__Short task__
Set down every record once more, exactly as given.

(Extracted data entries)

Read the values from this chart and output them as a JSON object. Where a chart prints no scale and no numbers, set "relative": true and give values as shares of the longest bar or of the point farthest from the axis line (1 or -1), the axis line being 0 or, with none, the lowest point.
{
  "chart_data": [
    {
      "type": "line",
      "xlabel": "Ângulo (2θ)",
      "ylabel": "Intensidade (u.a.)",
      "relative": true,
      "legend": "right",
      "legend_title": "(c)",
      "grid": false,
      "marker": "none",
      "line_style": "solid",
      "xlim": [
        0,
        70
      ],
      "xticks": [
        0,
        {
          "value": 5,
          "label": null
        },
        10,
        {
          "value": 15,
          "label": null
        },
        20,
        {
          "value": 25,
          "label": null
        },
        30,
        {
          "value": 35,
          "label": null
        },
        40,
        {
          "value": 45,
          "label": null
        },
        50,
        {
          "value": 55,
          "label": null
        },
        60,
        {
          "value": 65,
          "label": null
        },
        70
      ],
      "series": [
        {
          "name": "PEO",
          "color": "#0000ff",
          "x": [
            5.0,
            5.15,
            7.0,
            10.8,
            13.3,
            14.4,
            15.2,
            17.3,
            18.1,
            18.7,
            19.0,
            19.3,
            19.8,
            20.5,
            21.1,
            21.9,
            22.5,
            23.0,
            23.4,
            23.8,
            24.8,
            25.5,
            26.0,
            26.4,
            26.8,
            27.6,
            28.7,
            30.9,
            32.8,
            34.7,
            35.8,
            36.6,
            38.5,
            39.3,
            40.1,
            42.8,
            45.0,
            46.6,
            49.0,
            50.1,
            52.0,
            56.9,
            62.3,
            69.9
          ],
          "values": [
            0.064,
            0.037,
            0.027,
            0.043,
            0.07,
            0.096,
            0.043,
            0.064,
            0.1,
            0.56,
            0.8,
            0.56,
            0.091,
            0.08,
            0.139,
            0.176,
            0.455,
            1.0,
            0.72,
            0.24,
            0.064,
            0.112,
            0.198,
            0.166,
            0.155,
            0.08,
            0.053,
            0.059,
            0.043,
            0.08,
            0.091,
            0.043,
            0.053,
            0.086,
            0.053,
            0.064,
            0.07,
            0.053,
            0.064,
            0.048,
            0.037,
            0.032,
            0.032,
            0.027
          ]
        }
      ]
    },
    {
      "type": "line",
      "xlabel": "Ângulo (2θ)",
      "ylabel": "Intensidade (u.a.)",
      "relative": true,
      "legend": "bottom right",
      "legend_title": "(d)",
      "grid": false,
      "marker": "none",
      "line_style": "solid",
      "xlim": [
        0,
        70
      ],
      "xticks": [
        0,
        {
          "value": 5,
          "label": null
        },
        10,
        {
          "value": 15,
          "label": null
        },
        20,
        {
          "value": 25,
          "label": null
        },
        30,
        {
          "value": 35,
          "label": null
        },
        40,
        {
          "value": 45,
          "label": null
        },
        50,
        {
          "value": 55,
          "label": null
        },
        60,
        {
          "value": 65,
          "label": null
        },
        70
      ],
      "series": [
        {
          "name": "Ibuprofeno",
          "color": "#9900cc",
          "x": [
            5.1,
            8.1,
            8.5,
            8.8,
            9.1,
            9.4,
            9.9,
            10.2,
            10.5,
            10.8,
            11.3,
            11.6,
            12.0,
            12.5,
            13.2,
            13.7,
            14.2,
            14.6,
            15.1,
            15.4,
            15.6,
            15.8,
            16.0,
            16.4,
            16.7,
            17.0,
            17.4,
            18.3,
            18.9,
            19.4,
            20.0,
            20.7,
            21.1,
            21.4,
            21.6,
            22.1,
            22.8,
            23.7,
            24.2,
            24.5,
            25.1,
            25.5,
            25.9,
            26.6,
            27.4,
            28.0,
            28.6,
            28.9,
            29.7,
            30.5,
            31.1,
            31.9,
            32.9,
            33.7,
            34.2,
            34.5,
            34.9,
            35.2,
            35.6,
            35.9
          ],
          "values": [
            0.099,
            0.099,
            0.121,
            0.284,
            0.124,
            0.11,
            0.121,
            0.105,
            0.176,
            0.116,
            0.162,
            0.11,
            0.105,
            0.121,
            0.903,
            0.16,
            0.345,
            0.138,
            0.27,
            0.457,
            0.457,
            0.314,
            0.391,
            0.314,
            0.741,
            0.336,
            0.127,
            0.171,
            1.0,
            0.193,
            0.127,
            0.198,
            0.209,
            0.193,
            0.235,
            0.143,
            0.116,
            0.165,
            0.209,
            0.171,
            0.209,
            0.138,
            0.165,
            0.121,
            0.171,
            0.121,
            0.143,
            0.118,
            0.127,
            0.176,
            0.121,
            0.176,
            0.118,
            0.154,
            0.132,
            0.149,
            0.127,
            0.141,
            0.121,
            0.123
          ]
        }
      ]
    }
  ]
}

__Problem solution__
Read the values from this chart and output them as a JSON object. Where a chart prints no scale and no numbers, set "relative": true and give values as shares of the longest bar or of the point farthest from the axis line (1 or -1), the axis line being 0 or, with none, the lowest point.
{
  "chart_data": [
    {
      "type": "line",
      "xlabel": "Ângulo (2θ)",
      "ylabel": "Intensidade (u.a.)",
      "relative": true,
      "legend": "right",
      "legend_title": "(c)",
      "grid": false,
      "marker": "none",
      "line_style": "solid",
      "xlim": [
        0,
        70
      ],
      "xticks": [
        0,
        {
          "value": 5,
          "label": null
        },
        10,
        {
          "value": 15,
          "label": null
        },
        20,
        {
          "value": 25,
          "label": null
        },
        30,
        {
          "value": 35,
          "label": null
        },
        40,
        {
          "value": 45,
          "label": null
        },
        50,
        {
          "value": 55,
          "label": null
        },
        60,
        {
          "value": 65,
          "label": null
        },
        70
      ],
      "series": [
        {
          "name": "PEO",
          "color": "#0000ff",
          "x": [
            5.0,
            5.15,
            7.0,
            10.8,
            13.3,
            14.4,
            15.2,
            17.3,
            18.1,
            18.7,
            19.0,
            19.3,
            19.8,
            20.5,
            21.1,
            21.9,
            22.5,
            23.0,
            23.4,
            23.8,
            24.8,
            25.5,
            26.0,
            26.4,
            26.8,
            27.6,
            28.7,
            30.9,
            32.8,
            34.7,
            35.8,
            36.6,
            38.5,
            39.3,
            40.1,
            42.8,
            45.0,
            46.6,
            49.0,
            50.1,
            52.0,
            56.9,
            62.3,
            69.9
          ],
          "values": [
            0.064,
            0.037,
            0.027,
            0.043,
            0.07,
            0.096,
            0.043,
            0.064,
            0.1,
            0.56,
            0.8,
            0.56,
            0.091,
            0.08,
            0.139,
            0.176,
            0.455,
            1.0,
            0.72,
            0.24,
            0.064,
            0.112,
            0.198,
            0.166,
            0.155,
            0.08,
            0.053,
            0.059,
            0.043,
            0.08,
            0.091,
            0.043,
            0.053,
            0.086,
            0.053,
            0.064,
            0.07,
            0.053,
            0.064,
            0.048,
            0.037,
            0.032,
            0.032,
            0.027
          ]
        }
      ]
    },
    {
      "type": "line",
      "xlabel": "Ângulo (2θ)",
      "ylabel": "Intensidade (u.a.)",
      "relative": true,
      "legend": "bottom right",
      "legend_title": "(d)",
      "grid": false,
      "marker": "none",
      "line_style": "solid",
      "xlim": [
        0,
        70
      ],
      "xticks": [
        0,
        {
          "value": 5,
          "label": null
        },
        10,
        {
          "value": 15,
          "label": null
        },
        20,
        {
          "value": 25,
          "label": null
        },
        30,
        {
          "value": 35,
          "label": null
        },
        40,
        {
          "value": 45,
          "label": null
        },
        50,
        {
          "value": 55,
          "label": null
        },
        60,
        {
          "value": 65,
          "label": null
        },
        70
      ],
      "series": [
        {
          "name": "Ibuprofeno",
          "color": "#9900cc",
          "x": [
            5.1,
            8.1,
            8.5,
            8.8,
            9.1,
            9.4,
            9.9,
            10.2,
            10.5,
            10.8,
            11.3,
            11.6,
            12.0,
            12.5,
            13.2,
            13.7,
            14.2,
            14.6,
            15.1,
            15.4,
            15.6,
            15.8,
            16.0,
            16.4,
            16.7,
            17.0,
            17.4,
            18.3,
            18.9,
            19.4,
            20.0,
            20.7,
            21.1,
            21.4,
            21.6,
            22.1,
            22.8,
            23.7,
            24.2,
            24.5,
            25.1,
            25.5,
            25.9,
            26.6,
            27.4,
            28.0,
            28.6,
            28.9,
            29.7,
            30.5,
            31.1,
            31.9,
            32.9,
            33.7,
            34.2,
            34.5,
            34.9,
            35.2,
            35.6,
            35.9
          ],
          "values": [
            0.099,
            0.099,
            0.121,
            0.284,
            0.124,
            0.11,
            0.121,
            0.105,
            0.176,
            0.116,
            0.162,
            0.11,
            0.105,
            0.121,
            0.903,
            0.16,
            0.345,
            0.138,
            0.27,
            0.457,
            0.457,
            0.314,
            0.391,
            0.314,
            0.741,
            0.336,
            0.127,
            0.171,
            1.0,
            0.193,
            0.127,
            0.198,
            0.209,
            0.193,
            0.235,
            0.143,
            0.116,
            0.165,
            0.209,
            0.171,
            0.209,
            0.138,
            0.165,
            0.121,
            0.171,
            0.121,
            0.143,
            0.118,
            0.127,
            0.176,
            0.121,
            0.176,
            0.118,
            0.154,
            0.132,
            0.149,
            0.127,
            0.141,
            0.121,
            0.123
          ]
        }
      ]
    }
  ]
}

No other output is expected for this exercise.